◆ REQUEST ◆
Please update the data below by replacing "side view" with "lateral view" and leaving everything else unchanged. Leave the pictures out of your answer.

------------------------------

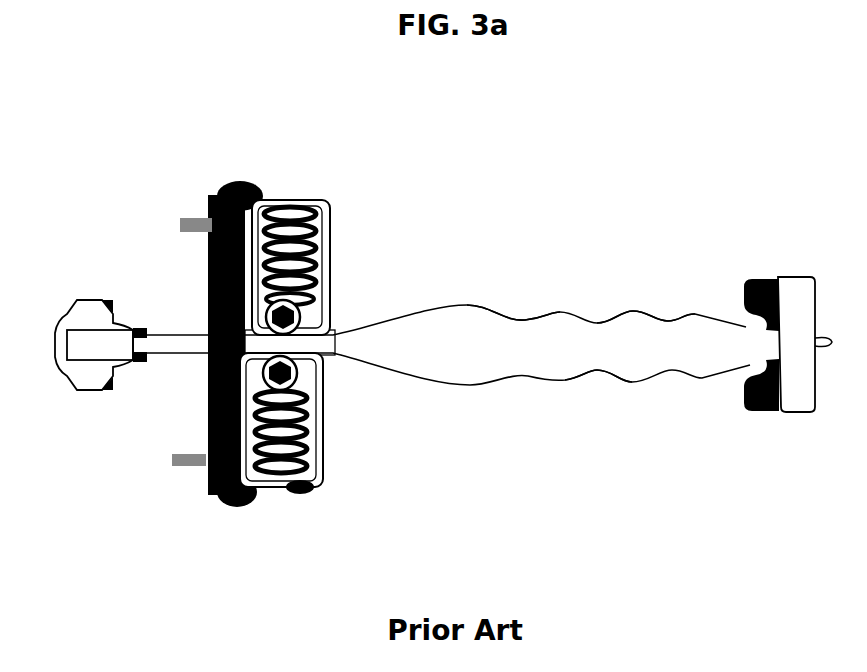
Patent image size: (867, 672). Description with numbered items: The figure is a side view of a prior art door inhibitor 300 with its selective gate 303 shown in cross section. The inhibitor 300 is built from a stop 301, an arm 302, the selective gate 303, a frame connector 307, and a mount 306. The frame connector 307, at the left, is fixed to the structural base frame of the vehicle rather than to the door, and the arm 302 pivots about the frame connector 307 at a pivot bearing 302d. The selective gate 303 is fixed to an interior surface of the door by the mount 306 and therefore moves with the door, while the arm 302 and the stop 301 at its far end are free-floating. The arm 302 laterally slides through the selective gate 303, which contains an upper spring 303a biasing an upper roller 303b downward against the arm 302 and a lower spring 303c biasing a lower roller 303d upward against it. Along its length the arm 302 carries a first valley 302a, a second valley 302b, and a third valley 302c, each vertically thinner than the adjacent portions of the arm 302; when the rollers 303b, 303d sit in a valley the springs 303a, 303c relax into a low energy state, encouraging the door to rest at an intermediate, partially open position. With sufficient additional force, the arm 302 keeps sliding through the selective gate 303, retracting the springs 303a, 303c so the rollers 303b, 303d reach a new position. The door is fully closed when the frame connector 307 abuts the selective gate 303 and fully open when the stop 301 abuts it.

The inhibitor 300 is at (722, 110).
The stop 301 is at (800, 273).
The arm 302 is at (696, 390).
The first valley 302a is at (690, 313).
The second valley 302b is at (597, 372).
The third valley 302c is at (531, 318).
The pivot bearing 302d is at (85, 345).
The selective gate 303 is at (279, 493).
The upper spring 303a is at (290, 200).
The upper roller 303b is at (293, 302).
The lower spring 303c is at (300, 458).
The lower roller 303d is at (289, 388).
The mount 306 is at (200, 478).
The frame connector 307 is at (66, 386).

------------------------------

◆ THE COMPLETED TASK ◆
Patent image size: (867, 672). Description with numbered items: The figure is a lateral view of a prior art door inhibitor 300 with its selective gate 303 shown in cross section. The inhibitor 300 is built from a stop 301, an arm 302, the selective gate 303, a frame connector 307, and a mount 306. The frame connector 307, at the left, is fixed to the structural base frame of the vehicle rather than to the door, and the arm 302 pivots about the frame connector 307 at a pivot bearing 302d. The selective gate 303 is fixed to an interior surface of the door by the mount 306 and therefore moves with the door, while the arm 302 and the stop 301 at its far end are free-floating. The arm 302 laterally slides through the selective gate 303, which contains an upper spring 303a biasing an upper roller 303b downward against the arm 302 and a lower spring 303c biasing a lower roller 303d upward against it. Along its length the arm 302 carries a first valley 302a, a second valley 302b, and a third valley 302c, each vertically thinner than the adjacent portions of the arm 302; when the rollers 303b, 303d sit in a valley the springs 303a, 303c relax into a low energy state, encouraging the door to rest at an intermediate, partially open position. With sufficient additional force, the arm 302 keeps sliding through the selective gate 303, retracting the springs 303a, 303c so the rollers 303b, 303d reach a new position. The door is fully closed when the frame connector 307 abuts the selective gate 303 and fully open when the stop 301 abuts it.

The inhibitor 300 is at (722, 110).
The stop 301 is at (800, 273).
The arm 302 is at (696, 390).
The first valley 302a is at (690, 313).
The second valley 302b is at (597, 372).
The third valley 302c is at (531, 318).
The pivot bearing 302d is at (85, 345).
The selective gate 303 is at (279, 493).
The upper spring 303a is at (290, 200).
The upper roller 303b is at (293, 302).
The lower spring 303c is at (300, 458).
The lower roller 303d is at (289, 388).
The mount 306 is at (200, 478).
The frame connector 307 is at (66, 386).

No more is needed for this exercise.